— Supplied material —
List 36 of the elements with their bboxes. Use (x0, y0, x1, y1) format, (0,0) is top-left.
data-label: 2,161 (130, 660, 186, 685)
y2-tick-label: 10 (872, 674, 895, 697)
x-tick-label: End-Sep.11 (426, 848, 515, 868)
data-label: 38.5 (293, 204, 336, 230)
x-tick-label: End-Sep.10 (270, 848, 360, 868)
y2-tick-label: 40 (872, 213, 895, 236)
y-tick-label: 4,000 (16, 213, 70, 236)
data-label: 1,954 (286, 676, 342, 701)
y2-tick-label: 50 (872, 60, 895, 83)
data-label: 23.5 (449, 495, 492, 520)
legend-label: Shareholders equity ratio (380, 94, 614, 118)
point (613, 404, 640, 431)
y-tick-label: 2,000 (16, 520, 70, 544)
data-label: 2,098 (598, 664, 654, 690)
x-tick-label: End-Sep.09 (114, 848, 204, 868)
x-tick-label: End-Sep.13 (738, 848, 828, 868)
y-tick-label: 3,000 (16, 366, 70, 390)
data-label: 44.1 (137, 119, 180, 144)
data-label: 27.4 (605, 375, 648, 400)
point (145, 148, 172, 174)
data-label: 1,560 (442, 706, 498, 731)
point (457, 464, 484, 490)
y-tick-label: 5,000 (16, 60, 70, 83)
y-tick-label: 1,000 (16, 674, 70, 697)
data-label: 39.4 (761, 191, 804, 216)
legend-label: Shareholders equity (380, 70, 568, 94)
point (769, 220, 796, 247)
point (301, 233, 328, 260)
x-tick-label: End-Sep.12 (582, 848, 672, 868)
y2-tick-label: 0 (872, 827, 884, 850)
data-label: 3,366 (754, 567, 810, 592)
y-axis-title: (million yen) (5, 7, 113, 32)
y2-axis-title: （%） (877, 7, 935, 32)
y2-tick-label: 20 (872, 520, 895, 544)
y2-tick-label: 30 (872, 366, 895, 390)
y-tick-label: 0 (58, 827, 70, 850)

— Your task —
Can you write out the material again with each "data-label" swapped for "value-label" and nothing else changed?

— Answer below —
List 36 of the elements with their bboxes. Use (x0, y0, x1, y1) format, (0,0) is top-left.
value-label: 2,161 (130, 660, 186, 685)
y2-tick-label: 10 (872, 674, 895, 697)
x-tick-label: End-Sep.11 (426, 848, 515, 868)
value-label: 38.5 (293, 204, 336, 230)
x-tick-label: End-Sep.10 (270, 848, 360, 868)
y2-tick-label: 40 (872, 213, 895, 236)
y-tick-label: 4,000 (16, 213, 70, 236)
value-label: 1,954 (286, 676, 342, 701)
y2-tick-label: 50 (872, 60, 895, 83)
value-label: 23.5 (449, 495, 492, 520)
legend-label: Shareholders equity ratio (380, 94, 614, 118)
point (613, 404, 640, 431)
y-tick-label: 2,000 (16, 520, 70, 544)
value-label: 2,098 (598, 664, 654, 690)
x-tick-label: End-Sep.09 (114, 848, 204, 868)
x-tick-label: End-Sep.13 (738, 848, 828, 868)
y-tick-label: 3,000 (16, 366, 70, 390)
value-label: 44.1 (137, 119, 180, 144)
value-label: 27.4 (605, 375, 648, 400)
point (145, 148, 172, 174)
value-label: 1,560 (442, 706, 498, 731)
point (457, 464, 484, 490)
y-tick-label: 5,000 (16, 60, 70, 83)
y-tick-label: 1,000 (16, 674, 70, 697)
value-label: 39.4 (761, 191, 804, 216)
legend-label: Shareholders equity (380, 70, 568, 94)
point (769, 220, 796, 247)
point (301, 233, 328, 260)
x-tick-label: End-Sep.12 (582, 848, 672, 868)
y2-tick-label: 0 (872, 827, 884, 850)
value-label: 3,366 (754, 567, 810, 592)
y-axis-title: (million yen) (5, 7, 113, 32)
y2-axis-title: （%） (877, 7, 935, 32)
y2-tick-label: 20 (872, 520, 895, 544)
y2-tick-label: 30 (872, 366, 895, 390)
y-tick-label: 0 (58, 827, 70, 850)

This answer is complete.